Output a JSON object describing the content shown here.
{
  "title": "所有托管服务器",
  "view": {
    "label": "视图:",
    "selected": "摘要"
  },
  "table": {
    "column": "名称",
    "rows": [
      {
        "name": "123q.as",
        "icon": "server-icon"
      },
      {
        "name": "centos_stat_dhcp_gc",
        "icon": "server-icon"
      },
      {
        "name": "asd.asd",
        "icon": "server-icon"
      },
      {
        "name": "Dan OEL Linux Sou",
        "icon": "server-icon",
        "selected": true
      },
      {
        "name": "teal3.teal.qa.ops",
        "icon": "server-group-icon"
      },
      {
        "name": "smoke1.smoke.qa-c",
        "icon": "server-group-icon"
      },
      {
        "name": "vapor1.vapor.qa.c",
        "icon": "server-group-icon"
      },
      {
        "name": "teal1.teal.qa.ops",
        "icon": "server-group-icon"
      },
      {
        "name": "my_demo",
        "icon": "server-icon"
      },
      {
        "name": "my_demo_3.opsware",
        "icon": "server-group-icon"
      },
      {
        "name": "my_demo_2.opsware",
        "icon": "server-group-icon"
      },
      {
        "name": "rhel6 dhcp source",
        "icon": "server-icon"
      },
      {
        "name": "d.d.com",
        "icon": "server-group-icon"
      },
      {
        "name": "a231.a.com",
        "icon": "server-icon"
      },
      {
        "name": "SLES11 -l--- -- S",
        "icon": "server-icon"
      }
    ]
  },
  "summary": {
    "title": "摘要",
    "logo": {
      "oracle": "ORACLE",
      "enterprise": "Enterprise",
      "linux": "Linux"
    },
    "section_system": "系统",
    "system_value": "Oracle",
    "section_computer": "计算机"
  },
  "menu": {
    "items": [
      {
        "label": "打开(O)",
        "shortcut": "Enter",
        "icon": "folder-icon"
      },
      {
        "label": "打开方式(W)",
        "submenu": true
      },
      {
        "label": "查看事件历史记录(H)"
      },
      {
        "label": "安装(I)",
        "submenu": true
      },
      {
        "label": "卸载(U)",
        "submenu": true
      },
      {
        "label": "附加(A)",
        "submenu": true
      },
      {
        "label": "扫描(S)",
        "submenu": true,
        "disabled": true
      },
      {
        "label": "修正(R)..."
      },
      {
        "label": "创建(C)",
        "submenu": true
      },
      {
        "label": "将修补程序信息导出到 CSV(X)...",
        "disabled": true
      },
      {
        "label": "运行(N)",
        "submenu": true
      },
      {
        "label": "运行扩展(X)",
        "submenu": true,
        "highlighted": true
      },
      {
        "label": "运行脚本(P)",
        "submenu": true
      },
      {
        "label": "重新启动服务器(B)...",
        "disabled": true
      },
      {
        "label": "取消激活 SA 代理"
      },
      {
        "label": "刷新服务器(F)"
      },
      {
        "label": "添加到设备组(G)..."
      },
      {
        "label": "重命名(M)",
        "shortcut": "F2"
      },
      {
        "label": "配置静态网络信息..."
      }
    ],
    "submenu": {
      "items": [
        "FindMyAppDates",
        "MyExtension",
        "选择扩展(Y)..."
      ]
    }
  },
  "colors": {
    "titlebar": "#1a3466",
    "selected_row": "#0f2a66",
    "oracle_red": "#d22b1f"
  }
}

•••••

Problem:
Return all of the data exactly as it reads.

Written answer:
Output a JSON object describing the content shown here.
{
  "title": "所有托管服务器",
  "view": {
    "label": "视图:",
    "selected": "摘要"
  },
  "table": {
    "column": "名称",
    "rows": [
      {
        "name": "123q.as",
        "icon": "server-icon"
      },
      {
        "name": "centos_stat_dhcp_gc",
        "icon": "server-icon"
      },
      {
        "name": "asd.asd",
        "icon": "server-icon"
      },
      {
        "name": "Dan OEL Linux Sou",
        "icon": "server-icon",
        "selected": true
      },
      {
        "name": "teal3.teal.qa.ops",
        "icon": "server-group-icon"
      },
      {
        "name": "smoke1.smoke.qa-c",
        "icon": "server-group-icon"
      },
      {
        "name": "vapor1.vapor.qa.c",
        "icon": "server-group-icon"
      },
      {
        "name": "teal1.teal.qa.ops",
        "icon": "server-group-icon"
      },
      {
        "name": "my_demo",
        "icon": "server-icon"
      },
      {
        "name": "my_demo_3.opsware",
        "icon": "server-group-icon"
      },
      {
        "name": "my_demo_2.opsware",
        "icon": "server-group-icon"
      },
      {
        "name": "rhel6 dhcp source",
        "icon": "server-icon"
      },
      {
        "name": "d.d.com",
        "icon": "server-group-icon"
      },
      {
        "name": "a231.a.com",
        "icon": "server-icon"
      },
      {
        "name": "SLES11 -l--- -- S",
        "icon": "server-icon"
      }
    ]
  },
  "summary": {
    "title": "摘要",
    "logo": {
      "oracle": "ORACLE",
      "enterprise": "Enterprise",
      "linux": "Linux"
    },
    "section_system": "系统",
    "system_value": "Oracle",
    "section_computer": "计算机"
  },
  "menu": {
    "items": [
      {
        "label": "打开(O)",
        "shortcut": "Enter",
        "icon": "folder-icon"
      },
      {
        "label": "打开方式(W)",
        "submenu": true
      },
      {
        "label": "查看事件历史记录(H)"
      },
      {
        "label": "安装(I)",
        "submenu": true
      },
      {
        "label": "卸载(U)",
        "submenu": true
      },
      {
        "label": "附加(A)",
        "submenu": true
      },
      {
        "label": "扫描(S)",
        "submenu": true,
        "disabled": true
      },
      {
        "label": "修正(R)..."
      },
      {
        "label": "创建(C)",
        "submenu": true
      },
      {
        "label": "将修补程序信息导出到 CSV(X)...",
        "disabled": true
      },
      {
        "label": "运行(N)",
        "submenu": true
      },
      {
        "label": "运行扩展(X)",
        "submenu": true,
        "highlighted": true
      },
      {
        "label": "运行脚本(P)",
        "submenu": true
      },
      {
        "label": "重新启动服务器(B)...",
        "disabled": true
      },
      {
        "label": "取消激活 SA 代理"
      },
      {
        "label": "刷新服务器(F)"
      },
      {
        "label": "添加到设备组(G)..."
      },
      {
        "label": "重命名(M)",
        "shortcut": "F2"
      },
      {
        "label": "配置静态网络信息..."
      }
    ],
    "submenu": {
      "items": [
        "FindMyAppDates",
        "MyExtension",
        "选择扩展(Y)..."
      ]
    }
  },
  "colors": {
    "titlebar": "#1a3466",
    "selected_row": "#0f2a66",
    "oracle_red": "#d22b1f"
  }
}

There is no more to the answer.